Pick out each line in these entries that contains the string "name".

─── RECORDS SHOWN ───

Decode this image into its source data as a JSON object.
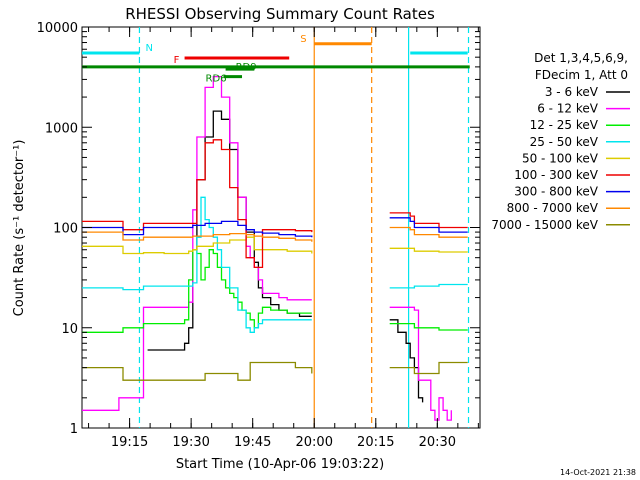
{
  "chart_data": {
    "type": "line",
    "title": "RHESSI Observing Summary Count Rates",
    "xlabel": "Start Time (10-Apr-06 19:03:22)",
    "ylabel": "Count Rate (s⁻¹ detector⁻¹)",
    "yscale": "log",
    "ylim": [
      1,
      10000
    ],
    "xlim_minutes": [
      0,
      97
    ],
    "x_tick_labels": [
      "19:15",
      "19:30",
      "19:45",
      "20:00",
      "20:15",
      "20:30"
    ],
    "x_tick_minutes": [
      11.6,
      26.6,
      41.6,
      56.6,
      71.6,
      86.6
    ],
    "y_tick_labels": [
      "1",
      "10",
      "100",
      "1000",
      "10000"
    ],
    "y_tick_values": [
      1,
      10,
      100,
      1000,
      10000
    ],
    "legend_header": [
      "Det 1,3,4,5,6,9,",
      "FDecim 1, Att 0"
    ],
    "legend_position": "right",
    "footer_date": "14-Oct-2021 21:38",
    "series": [
      {
        "name": "3 - 6 keV",
        "color": "#000000",
        "x": [
          0,
          15,
          16,
          25,
          26,
          27,
          28,
          30,
          32,
          34,
          36,
          38,
          40,
          42,
          43,
          44,
          46,
          48,
          50,
          53,
          56,
          57,
          74,
          75,
          77,
          79,
          80,
          81,
          82,
          83
        ],
        "y": [
          null,
          null,
          6,
          7,
          10,
          60,
          300,
          800,
          1450,
          1200,
          600,
          200,
          90,
          45,
          25,
          20,
          17,
          15,
          14,
          13,
          13,
          null,
          null,
          12,
          9,
          7,
          5,
          4,
          2,
          1.8
        ]
      },
      {
        "name": "6 - 12 keV",
        "color": "#ff00ff",
        "x": [
          0,
          8,
          9,
          14,
          15,
          25,
          26,
          27,
          28,
          30,
          32,
          34,
          36,
          38,
          40,
          41,
          42,
          43,
          44,
          46,
          48,
          50,
          53,
          56,
          57,
          74,
          75,
          80,
          81,
          82,
          85,
          86,
          87,
          88,
          89,
          90,
          94
        ],
        "y": [
          1.5,
          1.5,
          2,
          2,
          16,
          16,
          18,
          150,
          800,
          2500,
          3200,
          2000,
          700,
          200,
          65,
          50,
          40,
          30,
          22,
          22,
          20,
          19,
          19,
          19,
          null,
          null,
          16,
          16,
          15,
          3,
          1.5,
          1.2,
          2,
          1.5,
          1.2,
          1.5,
          null
        ]
      },
      {
        "name": "12 - 25 keV",
        "color": "#00ee00",
        "x": [
          0,
          9,
          10,
          14,
          15,
          24,
          25,
          26,
          27,
          28,
          29,
          30,
          31,
          32,
          33,
          34,
          35,
          36,
          37,
          38,
          39,
          40,
          41,
          42,
          43,
          44,
          46,
          50,
          53,
          56,
          57,
          74,
          75,
          80,
          81,
          86,
          87,
          94
        ],
        "y": [
          9,
          9,
          10,
          10,
          11,
          11,
          12,
          30,
          60,
          55,
          30,
          40,
          60,
          55,
          40,
          30,
          25,
          22,
          20,
          18,
          15,
          14,
          12,
          10,
          14,
          16,
          15,
          14,
          14,
          14,
          null,
          null,
          11,
          11,
          10,
          10,
          9.5,
          9.5
        ]
      },
      {
        "name": "25 - 50 keV",
        "color": "#00e5ee",
        "x": [
          0,
          9,
          10,
          14,
          15,
          26,
          27,
          28,
          29,
          30,
          31,
          32,
          33,
          34,
          36,
          38,
          40,
          41,
          42,
          43,
          44,
          50,
          56,
          57,
          74,
          75,
          80,
          81,
          86,
          87,
          94
        ],
        "y": [
          25,
          25,
          24,
          24,
          26,
          26,
          28,
          80,
          200,
          120,
          100,
          80,
          60,
          40,
          25,
          15,
          10,
          9,
          10,
          11,
          12,
          12,
          12,
          null,
          null,
          25,
          25,
          26,
          26,
          27,
          27
        ]
      },
      {
        "name": "50 - 100 keV",
        "color": "#ddcc00",
        "x": [
          0,
          9,
          10,
          14,
          15,
          20,
          26,
          27,
          28,
          32,
          36,
          40,
          42,
          44,
          50,
          56,
          57,
          74,
          75,
          80,
          81,
          86,
          87,
          94
        ],
        "y": [
          65,
          65,
          55,
          55,
          56,
          55,
          58,
          60,
          65,
          70,
          75,
          80,
          60,
          60,
          58,
          55,
          null,
          null,
          62,
          62,
          58,
          58,
          57,
          57
        ]
      },
      {
        "name": "100 - 300 keV",
        "color": "#ee0000",
        "x": [
          0,
          9,
          10,
          14,
          15,
          26,
          27,
          28,
          30,
          32,
          34,
          36,
          38,
          40,
          42,
          44,
          48,
          52,
          56,
          57,
          74,
          75,
          80,
          81,
          86,
          87,
          94
        ],
        "y": [
          115,
          115,
          95,
          95,
          110,
          110,
          110,
          300,
          700,
          750,
          600,
          250,
          120,
          50,
          40,
          95,
          95,
          93,
          90,
          null,
          null,
          140,
          130,
          110,
          110,
          100,
          100
        ]
      },
      {
        "name": "300 - 800 keV",
        "color": "#0000ee",
        "x": [
          0,
          9,
          10,
          14,
          15,
          26,
          27,
          30,
          34,
          38,
          40,
          42,
          44,
          48,
          52,
          56,
          57,
          74,
          75,
          80,
          81,
          86,
          87,
          94
        ],
        "y": [
          100,
          100,
          85,
          85,
          100,
          100,
          105,
          110,
          115,
          105,
          95,
          90,
          88,
          85,
          82,
          80,
          null,
          null,
          125,
          115,
          100,
          100,
          90,
          90
        ]
      },
      {
        "name": "800 - 7000 keV",
        "color": "#ff8800",
        "x": [
          0,
          9,
          10,
          14,
          15,
          26,
          27,
          32,
          36,
          40,
          42,
          44,
          48,
          52,
          56,
          57,
          74,
          75,
          80,
          81,
          86,
          87,
          94
        ],
        "y": [
          90,
          90,
          75,
          75,
          80,
          80,
          82,
          85,
          87,
          85,
          82,
          80,
          78,
          75,
          72,
          null,
          null,
          100,
          95,
          85,
          85,
          80,
          80
        ]
      },
      {
        "name": "7000 - 15000 keV",
        "color": "#8b8b00",
        "x": [
          0,
          9,
          10,
          14,
          15,
          20,
          26,
          30,
          34,
          38,
          40,
          41,
          42,
          44,
          48,
          52,
          56,
          57,
          74,
          75,
          80,
          81,
          86,
          87,
          94
        ],
        "y": [
          4,
          4,
          3,
          3,
          3,
          3,
          3,
          3.5,
          3.5,
          3,
          3,
          4.5,
          4.5,
          4.5,
          4.5,
          4,
          3.5,
          null,
          null,
          4,
          4,
          3.5,
          3.5,
          4.5,
          4.5
        ]
      }
    ],
    "flag_bars": [
      {
        "label": "N",
        "color": "#00e5ee",
        "segments": [
          [
            0,
            14
          ],
          [
            80,
            94
          ]
        ],
        "y_value": 5500
      },
      {
        "label": "F",
        "color": "#ee0000",
        "segments": [
          [
            25,
            50.5
          ]
        ],
        "y_value": 4900
      },
      {
        "label": "RD9",
        "color": "#008800",
        "segments": [
          [
            35,
            42
          ]
        ],
        "y_value": 3800
      },
      {
        "label": "RD6",
        "color": "#008800",
        "segments": [
          [
            34.5,
            39
          ]
        ],
        "y_value": 3200
      },
      {
        "label": "S",
        "color": "#ff8800",
        "segments": [
          [
            56.6,
            70.6
          ]
        ],
        "y_value": 6800
      },
      {
        "label": "",
        "color": "#008800",
        "segments": [
          [
            0,
            94.5
          ]
        ],
        "y_value": 4000
      }
    ],
    "vertical_lines": [
      {
        "x_minutes": 14,
        "color": "#00e5ee",
        "dashed": true
      },
      {
        "x_minutes": 56.6,
        "color": "#ff8800",
        "dashed": false
      },
      {
        "x_minutes": 70.6,
        "color": "#ff8800",
        "dashed": true
      },
      {
        "x_minutes": 79.6,
        "color": "#00e5ee",
        "dashed": false
      },
      {
        "x_minutes": 94.2,
        "color": "#00e5ee",
        "dashed": true
      }
    ]
  }
}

───

*SOLVED PROBLEM*
        "name": "3 - 6 keV",
        "name": "6 - 12 keV",
        "name": "12 - 25 keV",
        "name": "25 - 50 keV",
        "name": "50 - 100 keV",
        "name": "100 - 300 keV",
        "name": "300 - 800 keV",
        "name": "800 - 7000 keV",
        "name": "7000 - 15000 keV",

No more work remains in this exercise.